Los datos no mienten. Esta migración de cerebros no es una sospecha de café, sino un hecho documentado que da cuenta de cómo la academia se está quedando sin profesores:
• Según informes del National Bureau of Economic Research (NBER), hace dos décadas solo un 20% de los nuevos doctorados en Inteligencia Artificial terminaba en la industria privada. Hoy la cifra supera el 65%. Las universidades se están quedando solas, sirviendo café en tazas con el logo del departamento de investigación mientras las corporaciones se llevan a los graduados a base de salarios de seis cifras.
• Un informe de la Universidad de Stanford (AI Index) lo deja claro: los modelos de lenguaje más potentes ya no salen del laboratorio de una facultad, sino de servidores privados. Si un académico quiere entrenar un modelo serio hoy en día, tiene que pedirle permiso (y credenciales de acceso) a una multinacional.
• El fichaje estrella de lingüistas y filósofos no es para resolver el sentido de la vida. Se les contrata para “algo más útil”: entrenar al algoritmo a no decir barbaridades en internet. Básicamente, les pagan para ser los tutores de modales de un software avanzado.

__Ejercicio A__: En el texto sobre la salida de investigadores universitarios hacia la industria, ¿qué porcentaje de los nuevos doctorados en Inteligencia Artificial terminaba en la industria privada hace dos décadas?
__Ejercicio B__: Enumere todas las instituciones y publicaciones que el texto proporcionado designa con nombre propio.
__Ejercicio C__: Redacte una continuación del texto sobre la migración de académicos hacia las corporaciones que comience después de su última oración.
Los datos no intervienen en ninguna parte de este ejercicio.

__Extractos de datos__:
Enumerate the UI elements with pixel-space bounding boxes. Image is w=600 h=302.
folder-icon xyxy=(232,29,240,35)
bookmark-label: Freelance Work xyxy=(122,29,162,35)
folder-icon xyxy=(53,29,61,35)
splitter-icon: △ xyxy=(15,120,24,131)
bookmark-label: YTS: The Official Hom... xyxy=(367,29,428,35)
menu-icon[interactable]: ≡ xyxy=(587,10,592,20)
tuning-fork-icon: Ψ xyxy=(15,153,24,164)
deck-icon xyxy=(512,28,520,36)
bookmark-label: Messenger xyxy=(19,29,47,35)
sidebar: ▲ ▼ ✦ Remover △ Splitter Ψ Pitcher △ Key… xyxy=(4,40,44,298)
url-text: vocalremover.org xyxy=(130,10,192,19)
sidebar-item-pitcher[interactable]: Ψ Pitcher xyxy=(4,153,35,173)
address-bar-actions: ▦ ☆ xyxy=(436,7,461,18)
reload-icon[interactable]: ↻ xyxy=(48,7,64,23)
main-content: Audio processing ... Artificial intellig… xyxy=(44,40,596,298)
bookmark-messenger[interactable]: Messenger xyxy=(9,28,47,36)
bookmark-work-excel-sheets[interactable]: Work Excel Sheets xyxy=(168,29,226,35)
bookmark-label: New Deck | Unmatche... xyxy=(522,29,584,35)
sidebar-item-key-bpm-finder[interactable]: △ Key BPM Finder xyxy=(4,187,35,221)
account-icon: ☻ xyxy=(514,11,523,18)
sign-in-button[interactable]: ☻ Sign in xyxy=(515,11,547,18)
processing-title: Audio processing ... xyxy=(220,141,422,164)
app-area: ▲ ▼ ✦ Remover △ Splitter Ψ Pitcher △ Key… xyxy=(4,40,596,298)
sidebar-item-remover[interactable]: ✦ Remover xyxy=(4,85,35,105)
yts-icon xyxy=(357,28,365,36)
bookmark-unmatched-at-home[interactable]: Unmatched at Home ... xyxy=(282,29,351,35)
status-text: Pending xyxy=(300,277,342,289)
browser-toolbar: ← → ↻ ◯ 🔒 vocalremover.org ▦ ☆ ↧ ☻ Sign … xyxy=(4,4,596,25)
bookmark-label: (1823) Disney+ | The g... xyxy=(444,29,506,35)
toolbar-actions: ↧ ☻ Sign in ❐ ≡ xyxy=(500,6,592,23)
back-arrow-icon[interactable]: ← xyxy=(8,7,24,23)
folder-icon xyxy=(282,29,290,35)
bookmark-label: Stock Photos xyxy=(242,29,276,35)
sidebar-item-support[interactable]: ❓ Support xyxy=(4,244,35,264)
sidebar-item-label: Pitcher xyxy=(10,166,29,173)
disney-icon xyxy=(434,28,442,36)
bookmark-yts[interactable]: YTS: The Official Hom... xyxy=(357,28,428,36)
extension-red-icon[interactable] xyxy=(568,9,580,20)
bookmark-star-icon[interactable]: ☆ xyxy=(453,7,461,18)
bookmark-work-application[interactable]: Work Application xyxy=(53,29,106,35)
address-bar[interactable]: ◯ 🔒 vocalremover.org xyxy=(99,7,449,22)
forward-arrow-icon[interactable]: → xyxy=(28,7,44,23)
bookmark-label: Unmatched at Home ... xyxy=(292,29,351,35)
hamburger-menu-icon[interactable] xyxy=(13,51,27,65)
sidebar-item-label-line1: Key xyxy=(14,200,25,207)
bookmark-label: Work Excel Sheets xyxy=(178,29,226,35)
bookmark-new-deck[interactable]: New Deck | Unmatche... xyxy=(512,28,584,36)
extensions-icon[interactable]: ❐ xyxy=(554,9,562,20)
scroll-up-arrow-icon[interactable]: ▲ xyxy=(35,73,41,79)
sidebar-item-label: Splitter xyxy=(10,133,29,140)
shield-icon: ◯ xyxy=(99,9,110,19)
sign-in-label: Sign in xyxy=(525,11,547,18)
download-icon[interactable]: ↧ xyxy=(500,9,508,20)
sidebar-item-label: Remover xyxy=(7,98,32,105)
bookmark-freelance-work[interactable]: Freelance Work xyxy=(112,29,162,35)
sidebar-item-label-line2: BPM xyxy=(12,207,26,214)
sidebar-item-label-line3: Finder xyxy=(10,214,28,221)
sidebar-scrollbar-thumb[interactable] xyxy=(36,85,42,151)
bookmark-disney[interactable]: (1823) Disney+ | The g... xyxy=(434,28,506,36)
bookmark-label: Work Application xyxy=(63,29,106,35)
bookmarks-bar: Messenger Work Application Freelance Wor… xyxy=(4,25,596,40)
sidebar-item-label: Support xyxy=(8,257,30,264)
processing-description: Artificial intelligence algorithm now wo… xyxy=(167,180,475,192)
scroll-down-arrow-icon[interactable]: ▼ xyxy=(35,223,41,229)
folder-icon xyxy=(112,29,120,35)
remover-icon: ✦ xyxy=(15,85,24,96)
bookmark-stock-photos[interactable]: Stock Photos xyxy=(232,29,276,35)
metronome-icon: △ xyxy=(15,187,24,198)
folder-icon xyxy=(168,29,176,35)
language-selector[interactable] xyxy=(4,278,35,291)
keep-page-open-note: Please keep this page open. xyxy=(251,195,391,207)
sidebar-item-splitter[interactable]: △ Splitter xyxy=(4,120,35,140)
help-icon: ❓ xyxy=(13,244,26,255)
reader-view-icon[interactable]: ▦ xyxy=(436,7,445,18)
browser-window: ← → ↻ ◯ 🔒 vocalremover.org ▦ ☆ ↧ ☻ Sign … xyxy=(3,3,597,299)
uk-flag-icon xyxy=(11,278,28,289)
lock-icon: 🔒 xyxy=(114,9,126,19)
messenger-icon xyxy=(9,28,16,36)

__Respuesta A__: Un 20%.

__Respuesta B__:
- National Bureau of Economic Research (NBER)
- Universidad de Stanford
- AI Index

__Respuesta C__:
• Hace dos décadas le oí decir a un profesor que estábamos a salvo: existían más científicos en la tierra que en toda la historia, alrededor de cinco millones de cerebros privilegiados. ¿Seguiremos a salvo si ahora se vende el conocimiento al mejor postor?
En el siglo XX, la queja habitual de la comunidad científica era la industria farmacéutica: mentes brillantes dedicadas a diseñar la quinta versión de un antiácido en lugar de buscar la cura definitiva a grandes males, solo porque el antiácido deja un margen de ganancia recurrente. Y sigue ocurriendo, en este y otros frentes.
La era del algoritmo ha elevado este dilema a una escala insólita. Hoy, el científico a sueldo no diseña fármacos; entrena al sistema que eventualmente optimizará su propio puesto de trabajo. Hay una ironía refinada en dedicar diez años de estudio superior a calibrar una herramienta para que aprenda a redactar, analizar y programar por ti, mientras en la junta directiva brindan por la «eficiencia operativa».
La ciencia no está muriendo a manos de una rebelión de las máquinas al estilo de las películas de ciencia ficción. La historia es mucho más cotidiana y humana: simplemente la ciencia y los científicos están siendo absorbidos por el mercado laboral como mano de obra útil, bien remunerada.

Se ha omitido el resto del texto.